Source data
# # # #
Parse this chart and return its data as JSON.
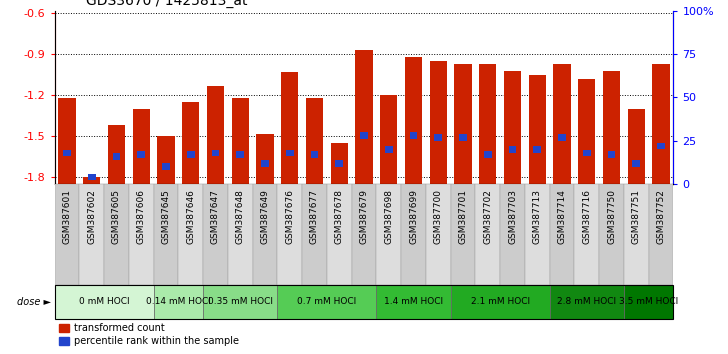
{
  "title": "GDS3670 / 1425813_at",
  "samples": [
    "GSM387601",
    "GSM387602",
    "GSM387605",
    "GSM387606",
    "GSM387645",
    "GSM387646",
    "GSM387647",
    "GSM387648",
    "GSM387649",
    "GSM387676",
    "GSM387677",
    "GSM387678",
    "GSM387679",
    "GSM387698",
    "GSM387699",
    "GSM387700",
    "GSM387701",
    "GSM387702",
    "GSM387703",
    "GSM387713",
    "GSM387714",
    "GSM387716",
    "GSM387750",
    "GSM387751",
    "GSM387752"
  ],
  "red_values": [
    -1.22,
    -1.8,
    -1.42,
    -1.3,
    -1.5,
    -1.25,
    -1.13,
    -1.22,
    -1.48,
    -1.03,
    -1.22,
    -1.55,
    -0.87,
    -1.2,
    -0.92,
    -0.95,
    -0.97,
    -0.97,
    -1.02,
    -1.05,
    -0.97,
    -1.08,
    -1.02,
    -1.3,
    -0.97
  ],
  "blue_values_pct": [
    18,
    4,
    16,
    17,
    10,
    17,
    18,
    17,
    12,
    18,
    17,
    12,
    28,
    20,
    28,
    27,
    27,
    17,
    20,
    20,
    27,
    18,
    17,
    12,
    22
  ],
  "dose_groups": [
    {
      "label": "0 mM HOCl",
      "start": 0,
      "end": 4,
      "color": "#d4f5d4"
    },
    {
      "label": "0.14 mM HOCl",
      "start": 4,
      "end": 6,
      "color": "#aaeaaa"
    },
    {
      "label": "0.35 mM HOCl",
      "start": 6,
      "end": 9,
      "color": "#88dd88"
    },
    {
      "label": "0.7 mM HOCl",
      "start": 9,
      "end": 13,
      "color": "#55cc55"
    },
    {
      "label": "1.4 mM HOCl",
      "start": 13,
      "end": 16,
      "color": "#33bb33"
    },
    {
      "label": "2.1 mM HOCl",
      "start": 16,
      "end": 20,
      "color": "#22aa22"
    },
    {
      "label": "2.8 mM HOCl",
      "start": 20,
      "end": 23,
      "color": "#118811"
    },
    {
      "label": "3.5 mM HOCl",
      "start": 23,
      "end": 25,
      "color": "#007700"
    }
  ],
  "ylim_left": [
    -1.85,
    -0.58
  ],
  "ylim_right": [
    0,
    100
  ],
  "yticks_left": [
    -1.8,
    -1.5,
    -1.2,
    -0.9,
    -0.6
  ],
  "yticks_right": [
    0,
    25,
    50,
    75,
    100
  ],
  "bar_color": "#cc2200",
  "blue_color": "#2244cc",
  "bar_width": 0.7,
  "background_color": "#ffffff",
  "plot_bg_color": "#ffffff",
  "dose_label_fontsize": 6.5,
  "sample_fontsize": 6.5,
  "title_fontsize": 10
}
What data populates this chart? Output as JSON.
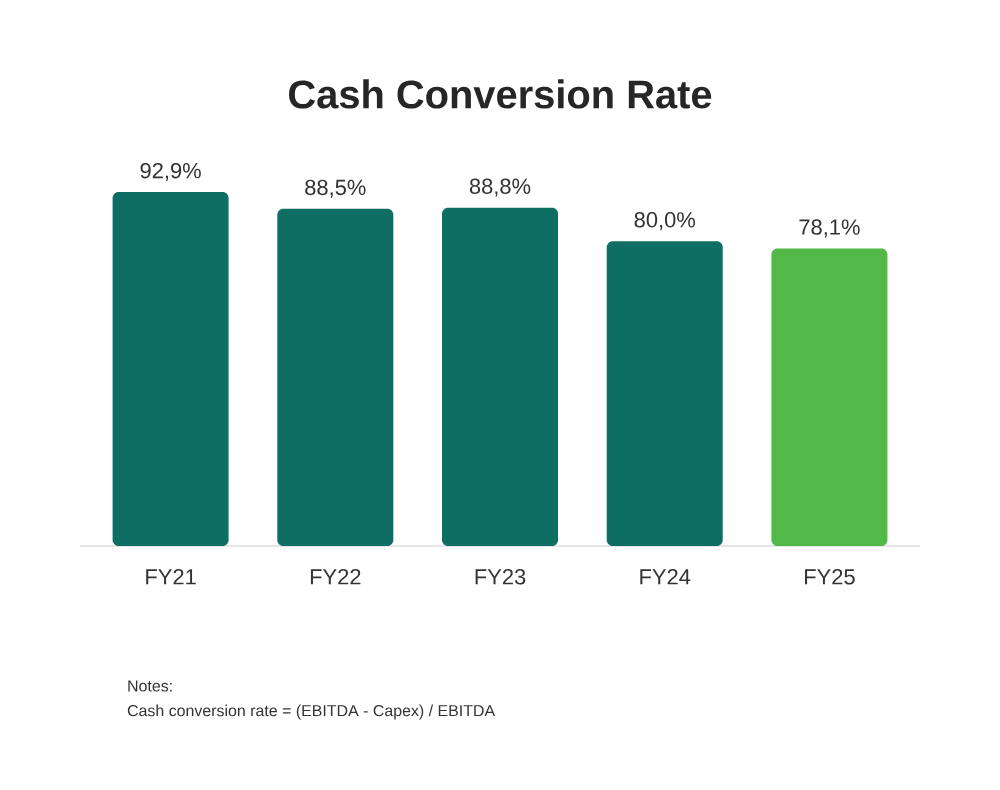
{
  "chart_data": {
    "type": "bar",
    "title": "Cash Conversion Rate",
    "categories": [
      "FY21",
      "FY22",
      "FY23",
      "FY24",
      "FY25"
    ],
    "values": [
      92.9,
      88.5,
      88.8,
      80.0,
      78.1
    ],
    "value_labels": [
      "92,9%",
      "88,5%",
      "88,8%",
      "80,0%",
      "78,1%"
    ],
    "colors": [
      "#0e6e64",
      "#0e6e64",
      "#0e6e64",
      "#0e6e64",
      "#52b848"
    ],
    "annotations": [
      "Notes:",
      "Cash conversion rate = (EBITDA - Capex) / EBITDA"
    ]
  }
}
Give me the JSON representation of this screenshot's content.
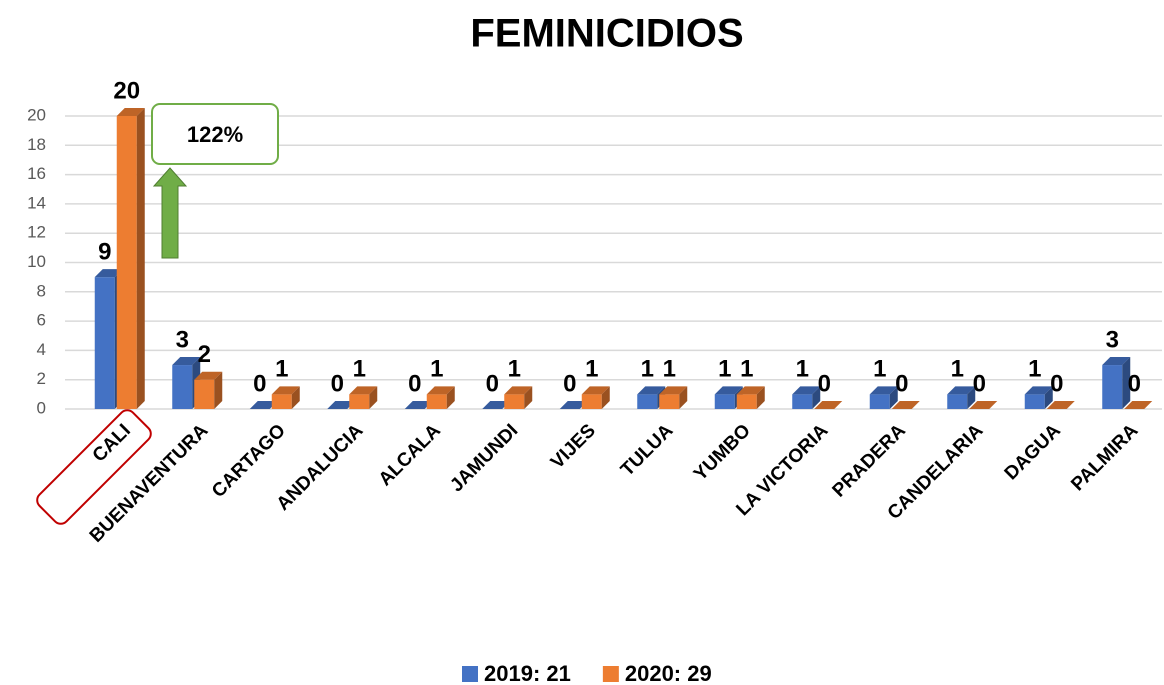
{
  "chart_data": {
    "type": "bar",
    "title": "FEMINICIDIOS",
    "categories": [
      "CALI",
      "BUENAVENTURA",
      "CARTAGO",
      "ANDALUCIA",
      "ALCALA",
      "JAMUNDI",
      "VIJES",
      "TULUA",
      "YUMBO",
      "LA VICTORIA",
      "PRADERA",
      "CANDELARIA",
      "DAGUA",
      "PALMIRA"
    ],
    "series": [
      {
        "name": "2019: 21",
        "color": "#4472c4",
        "values": [
          9,
          3,
          0,
          0,
          0,
          0,
          0,
          1,
          1,
          1,
          1,
          1,
          1,
          3
        ]
      },
      {
        "name": "2020: 29",
        "color": "#ed7d31",
        "values": [
          20,
          2,
          1,
          1,
          1,
          1,
          1,
          1,
          1,
          0,
          0,
          0,
          0,
          0
        ]
      }
    ],
    "ylim": [
      0,
      20
    ],
    "yticks": [
      0,
      2,
      4,
      6,
      8,
      10,
      12,
      14,
      16,
      18,
      20
    ],
    "grid": true,
    "annotations": [
      "122%"
    ],
    "legend": "bottom"
  }
}
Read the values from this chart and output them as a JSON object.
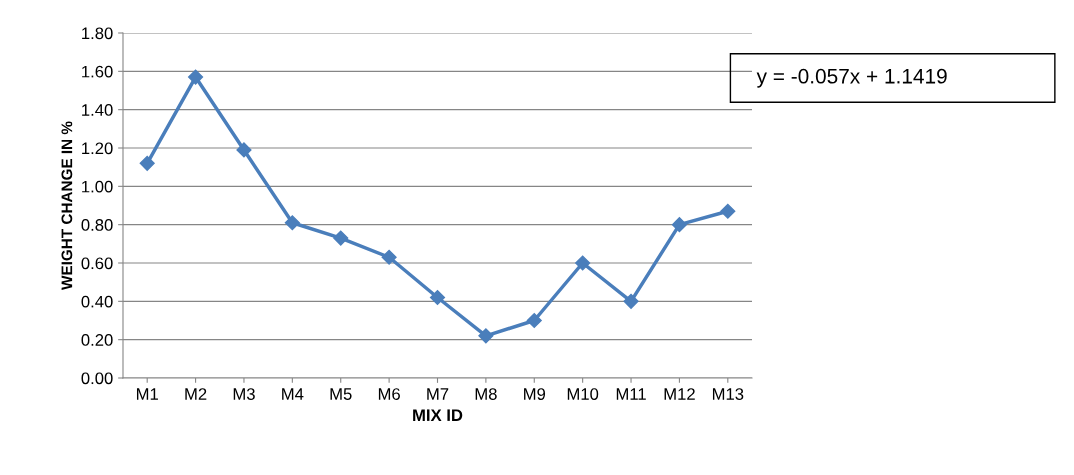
{
  "chart_data": {
    "type": "line",
    "xlabel": "MIX ID",
    "ylabel": "WEIGHT CHANGE IN %",
    "categories": [
      "M1",
      "M2",
      "M3",
      "M4",
      "M5",
      "M6",
      "M7",
      "M8",
      "M9",
      "M10",
      "M11",
      "M12",
      "M13"
    ],
    "series": [
      {
        "color": "#4a7ebb",
        "values": [
          1.12,
          1.57,
          1.19,
          0.81,
          0.73,
          0.63,
          0.42,
          0.22,
          0.3,
          0.6,
          0.4,
          0.8,
          0.87
        ]
      }
    ],
    "ylim": [
      0,
      1.8
    ],
    "yticks": [
      {
        "value": 0,
        "label": "0.00"
      },
      {
        "value": 0.2,
        "label": "0.20"
      },
      {
        "value": 0.4,
        "label": "0.40"
      },
      {
        "value": 0.6,
        "label": "0.60"
      },
      {
        "value": 0.8,
        "label": "0.80"
      },
      {
        "value": 1.0,
        "label": "1.00"
      },
      {
        "value": 1.2,
        "label": "1.20"
      },
      {
        "value": 1.4,
        "label": "1.40"
      },
      {
        "value": 1.6,
        "label": "1.60"
      },
      {
        "value": 1.8,
        "label": "1.80"
      }
    ],
    "grid": "y",
    "marker": "diamond",
    "line_style": "solid",
    "legend": false,
    "annotations": [
      "y = -0.057x + 1.1419"
    ]
  }
}
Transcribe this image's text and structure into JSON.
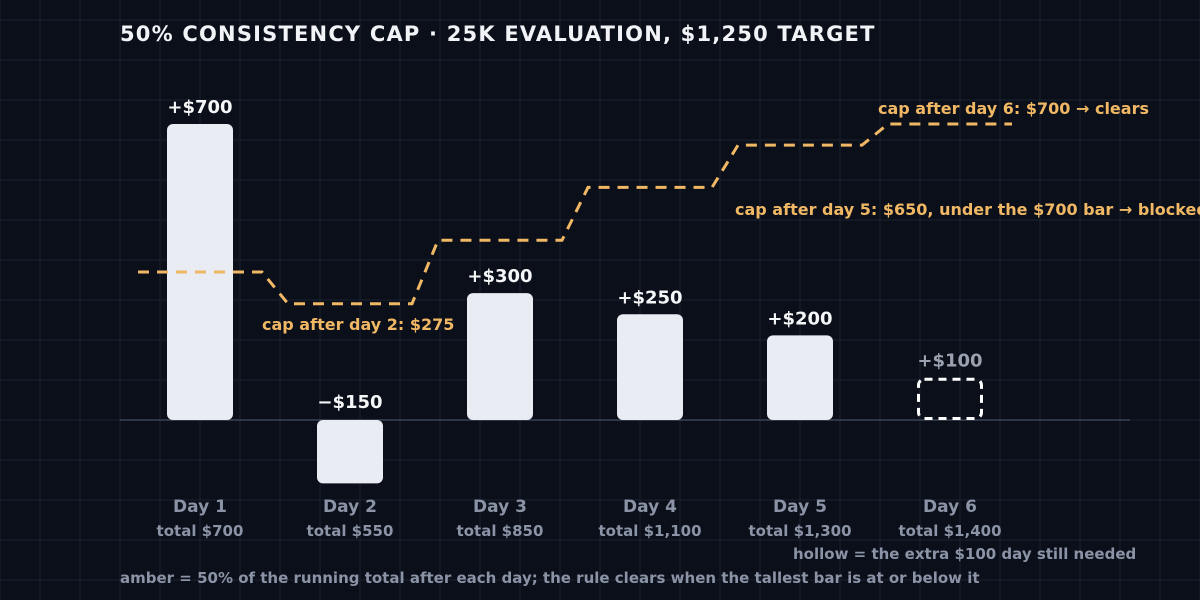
{
  "title": "50% CONSISTENCY CAP · 25K EVALUATION, $1,250 TARGET",
  "notes": {
    "hollow": "hollow = the extra $100 day still needed",
    "amber": "amber = 50% of the running total after each day; the rule clears when the tallest bar is at or below it"
  },
  "colors": {
    "background": "#0b0f19",
    "bar": "#e9ecf2",
    "cap_line": "#f0b865",
    "muted_text": "#8a94a6"
  },
  "chart_data": {
    "type": "bar",
    "categories": [
      "Day 1",
      "Day 2",
      "Day 3",
      "Day 4",
      "Day 5",
      "Day 6"
    ],
    "values": [
      700,
      -150,
      300,
      250,
      200,
      100
    ],
    "value_labels": [
      "+$700",
      "−$150",
      "+$300",
      "+$250",
      "+$200",
      "+$100"
    ],
    "running_totals": [
      "total $700",
      "total $550",
      "total $850",
      "total $1,100",
      "total $1,300",
      "total $1,400"
    ],
    "hollow": [
      false,
      false,
      false,
      false,
      false,
      true
    ],
    "cap_series": {
      "values": [
        350,
        275,
        425,
        550,
        650,
        700
      ],
      "style": "dashed-step"
    },
    "annotations": [
      {
        "day_index": 1,
        "text": "cap after day 2: $275"
      },
      {
        "day_index": 4,
        "text": "cap after day 5: $650, under the $700 bar → blocked"
      },
      {
        "day_index": 5,
        "text": "cap after day 6: $700 → clears"
      }
    ],
    "ylim": [
      -150,
      700
    ],
    "grid": true,
    "title": "50% CONSISTENCY CAP · 25K EVALUATION, $1,250 TARGET"
  }
}
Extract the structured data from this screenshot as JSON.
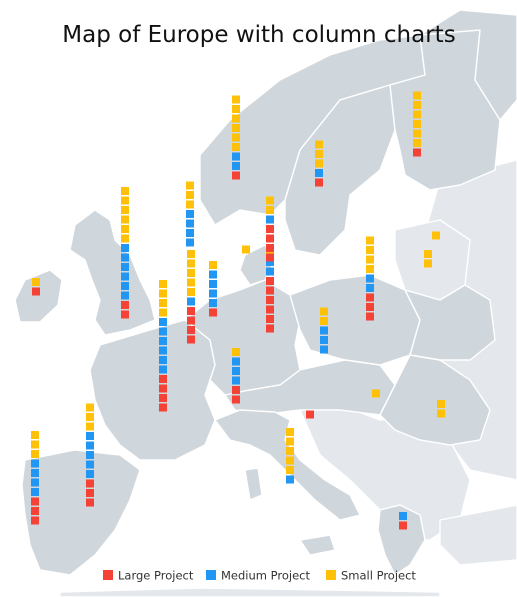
{
  "chart_data": {
    "type": "stacked-square-columns-on-map",
    "title": "Map of Europe with column charts",
    "series": [
      {
        "name": "Large Project",
        "color": "#f44336"
      },
      {
        "name": "Medium Project",
        "color": "#2196f3"
      },
      {
        "name": "Small Project",
        "color": "#ffc107"
      }
    ],
    "legend_position": "bottom",
    "columns": [
      {
        "large": 1,
        "medium": 0,
        "small": 1
      },
      {
        "large": 2,
        "medium": 6,
        "small": 6
      },
      {
        "large": 4,
        "medium": 1,
        "small": 5
      },
      {
        "large": 4,
        "medium": 6,
        "small": 4
      },
      {
        "large": 0,
        "medium": 4,
        "small": 3
      },
      {
        "large": 1,
        "medium": 4,
        "small": 1
      },
      {
        "large": 3,
        "medium": 5,
        "small": 3
      },
      {
        "large": 3,
        "medium": 4,
        "small": 3
      },
      {
        "large": 2,
        "medium": 3,
        "small": 1
      },
      {
        "large": 1,
        "medium": 2,
        "small": 6
      },
      {
        "large": 0,
        "medium": 0,
        "small": 1
      },
      {
        "large": 6,
        "medium": 2,
        "small": 1
      },
      {
        "large": 4,
        "medium": 1,
        "small": 2
      },
      {
        "large": 1,
        "medium": 0,
        "small": 0
      },
      {
        "large": 0,
        "medium": 3,
        "small": 2
      },
      {
        "large": 0,
        "medium": 1,
        "small": 5
      },
      {
        "large": 1,
        "medium": 1,
        "small": 3
      },
      {
        "large": 3,
        "medium": 2,
        "small": 4
      },
      {
        "large": 0,
        "medium": 0,
        "small": 1
      },
      {
        "large": 0,
        "medium": 0,
        "small": 1
      },
      {
        "large": 0,
        "medium": 0,
        "small": 2
      },
      {
        "large": 0,
        "medium": 0,
        "small": 2
      },
      {
        "large": 1,
        "medium": 1,
        "small": 0
      },
      {
        "large": 1,
        "medium": 0,
        "small": 6
      }
    ]
  }
}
# # # #
### [Set exercise]
Copy each line of the listing that includes "ffffff".

### [Response]
  "background_color": "#ffffff",
  "plot_bg_color": "#ffffff",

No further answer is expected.